■ Task objective
Without altering anything, output the material below.

++++++

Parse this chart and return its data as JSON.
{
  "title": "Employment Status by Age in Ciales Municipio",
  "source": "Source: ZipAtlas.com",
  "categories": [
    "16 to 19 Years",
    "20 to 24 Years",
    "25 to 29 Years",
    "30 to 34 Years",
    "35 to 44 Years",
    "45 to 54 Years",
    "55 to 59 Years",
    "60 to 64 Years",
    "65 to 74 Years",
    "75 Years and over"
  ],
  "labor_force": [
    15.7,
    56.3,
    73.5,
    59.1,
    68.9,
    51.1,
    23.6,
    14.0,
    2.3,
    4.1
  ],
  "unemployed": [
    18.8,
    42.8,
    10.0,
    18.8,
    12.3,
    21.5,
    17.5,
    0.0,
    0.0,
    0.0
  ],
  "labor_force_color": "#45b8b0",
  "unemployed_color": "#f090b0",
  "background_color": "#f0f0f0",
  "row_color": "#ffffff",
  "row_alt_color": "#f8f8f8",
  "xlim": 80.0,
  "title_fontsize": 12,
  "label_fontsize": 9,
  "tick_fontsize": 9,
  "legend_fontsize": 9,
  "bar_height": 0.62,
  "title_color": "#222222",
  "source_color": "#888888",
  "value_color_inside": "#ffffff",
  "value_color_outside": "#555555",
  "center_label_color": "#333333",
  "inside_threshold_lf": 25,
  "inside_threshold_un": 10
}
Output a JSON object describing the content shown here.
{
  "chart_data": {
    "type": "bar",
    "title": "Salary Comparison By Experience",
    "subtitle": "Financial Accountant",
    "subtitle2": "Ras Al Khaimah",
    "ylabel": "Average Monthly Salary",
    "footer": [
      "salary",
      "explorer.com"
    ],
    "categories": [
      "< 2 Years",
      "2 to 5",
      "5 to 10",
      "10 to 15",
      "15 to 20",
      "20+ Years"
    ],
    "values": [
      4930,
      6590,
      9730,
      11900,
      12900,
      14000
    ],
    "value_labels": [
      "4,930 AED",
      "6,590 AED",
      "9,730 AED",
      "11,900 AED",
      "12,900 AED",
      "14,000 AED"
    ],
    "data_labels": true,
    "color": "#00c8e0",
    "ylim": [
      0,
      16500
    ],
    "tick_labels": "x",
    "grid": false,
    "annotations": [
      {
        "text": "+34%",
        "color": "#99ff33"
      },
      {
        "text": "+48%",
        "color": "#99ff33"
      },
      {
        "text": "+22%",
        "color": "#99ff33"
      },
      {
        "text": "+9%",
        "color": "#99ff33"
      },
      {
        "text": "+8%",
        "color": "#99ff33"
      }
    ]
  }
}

++++++

■ Written answer
Parse this chart and return its data as JSON.
{
  "title": "Employment Status by Age in Ciales Municipio",
  "source": "Source: ZipAtlas.com",
  "categories": [
    "16 to 19 Years",
    "20 to 24 Years",
    "25 to 29 Years",
    "30 to 34 Years",
    "35 to 44 Years",
    "45 to 54 Years",
    "55 to 59 Years",
    "60 to 64 Years",
    "65 to 74 Years",
    "75 Years and over"
  ],
  "labor_force": [
    15.7,
    56.3,
    73.5,
    59.1,
    68.9,
    51.1,
    23.6,
    14.0,
    2.3,
    4.1
  ],
  "unemployed": [
    18.8,
    42.8,
    10.0,
    18.8,
    12.3,
    21.5,
    17.5,
    0.0,
    0.0,
    0.0
  ],
  "labor_force_color": "#45b8b0",
  "unemployed_color": "#f090b0",
  "background_color": "#f0f0f0",
  "row_color": "#ffffff",
  "row_alt_color": "#f8f8f8",
  "xlim": 80.0,
  "title_fontsize": 12,
  "label_fontsize": 9,
  "tick_fontsize": 9,
  "legend_fontsize": 9,
  "bar_height": 0.62,
  "title_color": "#222222",
  "source_color": "#888888",
  "value_color_inside": "#ffffff",
  "value_color_outside": "#555555",
  "center_label_color": "#333333",
  "inside_threshold_lf": 25,
  "inside_threshold_un": 10
}
Output a JSON object describing the content shown here.
{
  "chart_data": {
    "type": "bar",
    "title": "Salary Comparison By Experience",
    "subtitle": "Financial Accountant",
    "subtitle2": "Ras Al Khaimah",
    "ylabel": "Average Monthly Salary",
    "footer": [
      "salary",
      "explorer.com"
    ],
    "categories": [
      "< 2 Years",
      "2 to 5",
      "5 to 10",
      "10 to 15",
      "15 to 20",
      "20+ Years"
    ],
    "values": [
      4930,
      6590,
      9730,
      11900,
      12900,
      14000
    ],
    "value_labels": [
      "4,930 AED",
      "6,590 AED",
      "9,730 AED",
      "11,900 AED",
      "12,900 AED",
      "14,000 AED"
    ],
    "data_labels": true,
    "color": "#00c8e0",
    "ylim": [
      0,
      16500
    ],
    "tick_labels": "x",
    "grid": false,
    "annotations": [
      {
        "text": "+34%",
        "color": "#99ff33"
      },
      {
        "text": "+48%",
        "color": "#99ff33"
      },
      {
        "text": "+22%",
        "color": "#99ff33"
      },
      {
        "text": "+9%",
        "color": "#99ff33"
      },
      {
        "text": "+8%",
        "color": "#99ff33"
      }
    ]
  }
}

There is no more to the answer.